== Objective ==
In the material below, find every line with "ranura" and pull it out.

== Material ==
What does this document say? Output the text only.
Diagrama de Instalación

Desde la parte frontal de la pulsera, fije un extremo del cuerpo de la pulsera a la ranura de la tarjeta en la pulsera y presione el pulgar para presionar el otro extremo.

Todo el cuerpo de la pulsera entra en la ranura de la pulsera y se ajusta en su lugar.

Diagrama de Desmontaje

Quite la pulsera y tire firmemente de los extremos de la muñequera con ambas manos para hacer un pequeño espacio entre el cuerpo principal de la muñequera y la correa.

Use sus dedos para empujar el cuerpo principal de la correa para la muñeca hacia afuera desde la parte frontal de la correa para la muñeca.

== Exercise output ==
Desde la parte frontal de la pulsera, fije un extremo del cuerpo de la pulsera a la ranura de la tarjeta en la pulsera y presione el pulgar para presionar el otro extremo.
Todo el cuerpo de la pulsera entra en la ranura de la pulsera y se ajusta en su lugar.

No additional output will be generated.